WRITTEN TASK:
Every entry needs to be reproduced exactly.

MATERIAL PROVIDED:
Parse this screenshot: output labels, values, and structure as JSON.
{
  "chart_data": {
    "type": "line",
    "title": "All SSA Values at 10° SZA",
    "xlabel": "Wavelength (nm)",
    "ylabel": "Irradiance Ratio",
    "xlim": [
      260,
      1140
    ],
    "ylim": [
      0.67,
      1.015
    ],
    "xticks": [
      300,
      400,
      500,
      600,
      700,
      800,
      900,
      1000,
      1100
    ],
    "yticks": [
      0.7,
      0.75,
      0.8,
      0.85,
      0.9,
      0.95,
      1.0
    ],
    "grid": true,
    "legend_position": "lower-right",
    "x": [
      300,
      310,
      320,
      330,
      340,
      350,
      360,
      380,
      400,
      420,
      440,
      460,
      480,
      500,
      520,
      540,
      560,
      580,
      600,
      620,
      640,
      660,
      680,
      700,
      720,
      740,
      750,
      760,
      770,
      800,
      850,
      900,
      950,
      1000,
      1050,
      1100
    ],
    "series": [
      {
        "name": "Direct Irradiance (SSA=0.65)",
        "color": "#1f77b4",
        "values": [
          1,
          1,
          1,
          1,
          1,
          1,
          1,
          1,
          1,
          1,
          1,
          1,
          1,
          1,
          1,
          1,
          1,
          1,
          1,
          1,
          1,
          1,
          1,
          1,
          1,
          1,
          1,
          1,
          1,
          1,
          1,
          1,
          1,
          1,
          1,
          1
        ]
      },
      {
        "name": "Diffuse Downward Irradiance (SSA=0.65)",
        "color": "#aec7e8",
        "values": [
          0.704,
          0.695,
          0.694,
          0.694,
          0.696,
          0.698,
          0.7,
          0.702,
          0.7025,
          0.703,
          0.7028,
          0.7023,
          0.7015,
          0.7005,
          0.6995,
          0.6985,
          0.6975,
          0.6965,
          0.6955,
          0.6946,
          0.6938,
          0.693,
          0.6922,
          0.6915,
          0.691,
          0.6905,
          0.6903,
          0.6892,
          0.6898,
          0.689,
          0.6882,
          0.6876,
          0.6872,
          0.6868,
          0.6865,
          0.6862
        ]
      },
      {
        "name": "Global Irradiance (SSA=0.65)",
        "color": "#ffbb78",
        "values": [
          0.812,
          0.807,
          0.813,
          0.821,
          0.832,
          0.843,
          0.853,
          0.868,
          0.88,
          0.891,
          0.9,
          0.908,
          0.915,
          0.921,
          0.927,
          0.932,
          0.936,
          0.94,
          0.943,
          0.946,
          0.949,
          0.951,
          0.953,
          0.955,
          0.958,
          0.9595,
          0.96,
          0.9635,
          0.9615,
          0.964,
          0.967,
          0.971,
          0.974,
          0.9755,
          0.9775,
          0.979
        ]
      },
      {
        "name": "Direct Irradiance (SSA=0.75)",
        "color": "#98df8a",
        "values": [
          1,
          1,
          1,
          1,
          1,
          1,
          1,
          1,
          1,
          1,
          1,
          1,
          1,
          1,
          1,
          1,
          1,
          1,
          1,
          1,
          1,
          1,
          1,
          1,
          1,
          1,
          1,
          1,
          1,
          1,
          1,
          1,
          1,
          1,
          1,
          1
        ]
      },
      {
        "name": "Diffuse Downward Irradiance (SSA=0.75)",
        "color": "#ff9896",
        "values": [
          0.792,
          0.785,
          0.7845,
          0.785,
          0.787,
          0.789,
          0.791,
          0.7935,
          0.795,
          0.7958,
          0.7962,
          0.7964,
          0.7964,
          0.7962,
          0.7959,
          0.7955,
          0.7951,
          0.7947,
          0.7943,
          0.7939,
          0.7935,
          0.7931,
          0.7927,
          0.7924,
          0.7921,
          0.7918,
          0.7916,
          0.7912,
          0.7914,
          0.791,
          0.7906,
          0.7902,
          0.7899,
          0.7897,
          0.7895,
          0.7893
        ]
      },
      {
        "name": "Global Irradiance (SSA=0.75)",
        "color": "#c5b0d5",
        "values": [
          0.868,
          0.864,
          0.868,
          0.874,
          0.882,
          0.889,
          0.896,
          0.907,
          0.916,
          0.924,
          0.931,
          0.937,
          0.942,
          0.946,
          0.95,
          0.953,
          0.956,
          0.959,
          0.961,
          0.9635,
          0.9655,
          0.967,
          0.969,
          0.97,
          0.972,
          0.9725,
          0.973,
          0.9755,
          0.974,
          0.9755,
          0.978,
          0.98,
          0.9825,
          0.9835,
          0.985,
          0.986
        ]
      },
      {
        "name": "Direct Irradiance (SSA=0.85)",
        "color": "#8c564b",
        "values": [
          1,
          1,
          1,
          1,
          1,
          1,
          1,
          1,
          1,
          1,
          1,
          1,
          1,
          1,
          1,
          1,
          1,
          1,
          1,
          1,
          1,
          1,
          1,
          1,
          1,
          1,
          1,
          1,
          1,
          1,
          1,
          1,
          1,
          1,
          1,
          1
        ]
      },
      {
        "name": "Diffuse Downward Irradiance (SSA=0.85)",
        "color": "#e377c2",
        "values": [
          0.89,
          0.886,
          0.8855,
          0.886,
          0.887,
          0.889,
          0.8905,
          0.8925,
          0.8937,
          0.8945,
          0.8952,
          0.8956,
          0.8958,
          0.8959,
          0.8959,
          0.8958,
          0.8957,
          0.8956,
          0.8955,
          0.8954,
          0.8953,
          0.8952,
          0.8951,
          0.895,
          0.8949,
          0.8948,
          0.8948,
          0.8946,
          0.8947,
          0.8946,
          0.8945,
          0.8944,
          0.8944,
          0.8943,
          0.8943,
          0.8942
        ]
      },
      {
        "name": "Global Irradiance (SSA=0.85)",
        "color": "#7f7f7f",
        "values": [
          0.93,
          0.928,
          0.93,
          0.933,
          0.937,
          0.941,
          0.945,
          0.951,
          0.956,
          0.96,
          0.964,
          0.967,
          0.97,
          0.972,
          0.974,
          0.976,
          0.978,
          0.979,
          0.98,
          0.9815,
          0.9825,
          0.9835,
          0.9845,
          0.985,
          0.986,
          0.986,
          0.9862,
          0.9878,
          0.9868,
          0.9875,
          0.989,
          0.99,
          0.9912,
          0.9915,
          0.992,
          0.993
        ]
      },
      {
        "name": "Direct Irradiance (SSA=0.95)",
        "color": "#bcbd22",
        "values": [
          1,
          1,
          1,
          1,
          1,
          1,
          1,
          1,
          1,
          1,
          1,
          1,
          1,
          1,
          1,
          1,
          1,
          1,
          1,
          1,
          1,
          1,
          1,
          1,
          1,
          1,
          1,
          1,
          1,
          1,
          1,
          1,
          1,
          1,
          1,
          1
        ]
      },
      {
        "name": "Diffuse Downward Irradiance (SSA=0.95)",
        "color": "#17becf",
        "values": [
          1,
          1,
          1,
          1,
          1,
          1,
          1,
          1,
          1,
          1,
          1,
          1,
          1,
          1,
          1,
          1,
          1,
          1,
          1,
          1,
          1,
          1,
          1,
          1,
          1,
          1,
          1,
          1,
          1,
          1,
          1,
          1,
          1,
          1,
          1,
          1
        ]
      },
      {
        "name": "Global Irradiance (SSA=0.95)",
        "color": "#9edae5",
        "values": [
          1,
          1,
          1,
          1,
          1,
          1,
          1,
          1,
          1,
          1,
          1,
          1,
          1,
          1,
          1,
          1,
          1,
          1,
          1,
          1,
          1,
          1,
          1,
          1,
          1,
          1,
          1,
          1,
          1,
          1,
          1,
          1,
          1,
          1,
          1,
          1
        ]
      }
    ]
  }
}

OUTPUT FOR THIS TASK:
Parse this screenshot: output labels, values, and structure as JSON.
{
  "chart_data": {
    "type": "line",
    "title": "All SSA Values at 10° SZA",
    "xlabel": "Wavelength (nm)",
    "ylabel": "Irradiance Ratio",
    "xlim": [
      260,
      1140
    ],
    "ylim": [
      0.67,
      1.015
    ],
    "xticks": [
      300,
      400,
      500,
      600,
      700,
      800,
      900,
      1000,
      1100
    ],
    "yticks": [
      0.7,
      0.75,
      0.8,
      0.85,
      0.9,
      0.95,
      1.0
    ],
    "grid": true,
    "legend_position": "lower-right",
    "x": [
      300,
      310,
      320,
      330,
      340,
      350,
      360,
      380,
      400,
      420,
      440,
      460,
      480,
      500,
      520,
      540,
      560,
      580,
      600,
      620,
      640,
      660,
      680,
      700,
      720,
      740,
      750,
      760,
      770,
      800,
      850,
      900,
      950,
      1000,
      1050,
      1100
    ],
    "series": [
      {
        "name": "Direct Irradiance (SSA=0.65)",
        "color": "#1f77b4",
        "values": [
          1,
          1,
          1,
          1,
          1,
          1,
          1,
          1,
          1,
          1,
          1,
          1,
          1,
          1,
          1,
          1,
          1,
          1,
          1,
          1,
          1,
          1,
          1,
          1,
          1,
          1,
          1,
          1,
          1,
          1,
          1,
          1,
          1,
          1,
          1,
          1
        ]
      },
      {
        "name": "Diffuse Downward Irradiance (SSA=0.65)",
        "color": "#aec7e8",
        "values": [
          0.704,
          0.695,
          0.694,
          0.694,
          0.696,
          0.698,
          0.7,
          0.702,
          0.7025,
          0.703,
          0.7028,
          0.7023,
          0.7015,
          0.7005,
          0.6995,
          0.6985,
          0.6975,
          0.6965,
          0.6955,
          0.6946,
          0.6938,
          0.693,
          0.6922,
          0.6915,
          0.691,
          0.6905,
          0.6903,
          0.6892,
          0.6898,
          0.689,
          0.6882,
          0.6876,
          0.6872,
          0.6868,
          0.6865,
          0.6862
        ]
      },
      {
        "name": "Global Irradiance (SSA=0.65)",
        "color": "#ffbb78",
        "values": [
          0.812,
          0.807,
          0.813,
          0.821,
          0.832,
          0.843,
          0.853,
          0.868,
          0.88,
          0.891,
          0.9,
          0.908,
          0.915,
          0.921,
          0.927,
          0.932,
          0.936,
          0.94,
          0.943,
          0.946,
          0.949,
          0.951,
          0.953,
          0.955,
          0.958,
          0.9595,
          0.96,
          0.9635,
          0.9615,
          0.964,
          0.967,
          0.971,
          0.974,
          0.9755,
          0.9775,
          0.979
        ]
      },
      {
        "name": "Direct Irradiance (SSA=0.75)",
        "color": "#98df8a",
        "values": [
          1,
          1,
          1,
          1,
          1,
          1,
          1,
          1,
          1,
          1,
          1,
          1,
          1,
          1,
          1,
          1,
          1,
          1,
          1,
          1,
          1,
          1,
          1,
          1,
          1,
          1,
          1,
          1,
          1,
          1,
          1,
          1,
          1,
          1,
          1,
          1
        ]
      },
      {
        "name": "Diffuse Downward Irradiance (SSA=0.75)",
        "color": "#ff9896",
        "values": [
          0.792,
          0.785,
          0.7845,
          0.785,
          0.787,
          0.789,
          0.791,
          0.7935,
          0.795,
          0.7958,
          0.7962,
          0.7964,
          0.7964,
          0.7962,
          0.7959,
          0.7955,
          0.7951,
          0.7947,
          0.7943,
          0.7939,
          0.7935,
          0.7931,
          0.7927,
          0.7924,
          0.7921,
          0.7918,
          0.7916,
          0.7912,
          0.7914,
          0.791,
          0.7906,
          0.7902,
          0.7899,
          0.7897,
          0.7895,
          0.7893
        ]
      },
      {
        "name": "Global Irradiance (SSA=0.75)",
        "color": "#c5b0d5",
        "values": [
          0.868,
          0.864,
          0.868,
          0.874,
          0.882,
          0.889,
          0.896,
          0.907,
          0.916,
          0.924,
          0.931,
          0.937,
          0.942,
          0.946,
          0.95,
          0.953,
          0.956,
          0.959,
          0.961,
          0.9635,
          0.9655,
          0.967,
          0.969,
          0.97,
          0.972,
          0.9725,
          0.973,
          0.9755,
          0.974,
          0.9755,
          0.978,
          0.98,
          0.9825,
          0.9835,
          0.985,
          0.986
        ]
      },
      {
        "name": "Direct Irradiance (SSA=0.85)",
        "color": "#8c564b",
        "values": [
          1,
          1,
          1,
          1,
          1,
          1,
          1,
          1,
          1,
          1,
          1,
          1,
          1,
          1,
          1,
          1,
          1,
          1,
          1,
          1,
          1,
          1,
          1,
          1,
          1,
          1,
          1,
          1,
          1,
          1,
          1,
          1,
          1,
          1,
          1,
          1
        ]
      },
      {
        "name": "Diffuse Downward Irradiance (SSA=0.85)",
        "color": "#e377c2",
        "values": [
          0.89,
          0.886,
          0.8855,
          0.886,
          0.887,
          0.889,
          0.8905,
          0.8925,
          0.8937,
          0.8945,
          0.8952,
          0.8956,
          0.8958,
          0.8959,
          0.8959,
          0.8958,
          0.8957,
          0.8956,
          0.8955,
          0.8954,
          0.8953,
          0.8952,
          0.8951,
          0.895,
          0.8949,
          0.8948,
          0.8948,
          0.8946,
          0.8947,
          0.8946,
          0.8945,
          0.8944,
          0.8944,
          0.8943,
          0.8943,
          0.8942
        ]
      },
      {
        "name": "Global Irradiance (SSA=0.85)",
        "color": "#7f7f7f",
        "values": [
          0.93,
          0.928,
          0.93,
          0.933,
          0.937,
          0.941,
          0.945,
          0.951,
          0.956,
          0.96,
          0.964,
          0.967,
          0.97,
          0.972,
          0.974,
          0.976,
          0.978,
          0.979,
          0.98,
          0.9815,
          0.9825,
          0.9835,
          0.9845,
          0.985,
          0.986,
          0.986,
          0.9862,
          0.9878,
          0.9868,
          0.9875,
          0.989,
          0.99,
          0.9912,
          0.9915,
          0.992,
          0.993
        ]
      },
      {
        "name": "Direct Irradiance (SSA=0.95)",
        "color": "#bcbd22",
        "values": [
          1,
          1,
          1,
          1,
          1,
          1,
          1,
          1,
          1,
          1,
          1,
          1,
          1,
          1,
          1,
          1,
          1,
          1,
          1,
          1,
          1,
          1,
          1,
          1,
          1,
          1,
          1,
          1,
          1,
          1,
          1,
          1,
          1,
          1,
          1,
          1
        ]
      },
      {
        "name": "Diffuse Downward Irradiance (SSA=0.95)",
        "color": "#17becf",
        "values": [
          1,
          1,
          1,
          1,
          1,
          1,
          1,
          1,
          1,
          1,
          1,
          1,
          1,
          1,
          1,
          1,
          1,
          1,
          1,
          1,
          1,
          1,
          1,
          1,
          1,
          1,
          1,
          1,
          1,
          1,
          1,
          1,
          1,
          1,
          1,
          1
        ]
      },
      {
        "name": "Global Irradiance (SSA=0.95)",
        "color": "#9edae5",
        "values": [
          1,
          1,
          1,
          1,
          1,
          1,
          1,
          1,
          1,
          1,
          1,
          1,
          1,
          1,
          1,
          1,
          1,
          1,
          1,
          1,
          1,
          1,
          1,
          1,
          1,
          1,
          1,
          1,
          1,
          1,
          1,
          1,
          1,
          1,
          1,
          1
        ]
      }
    ]
  }
}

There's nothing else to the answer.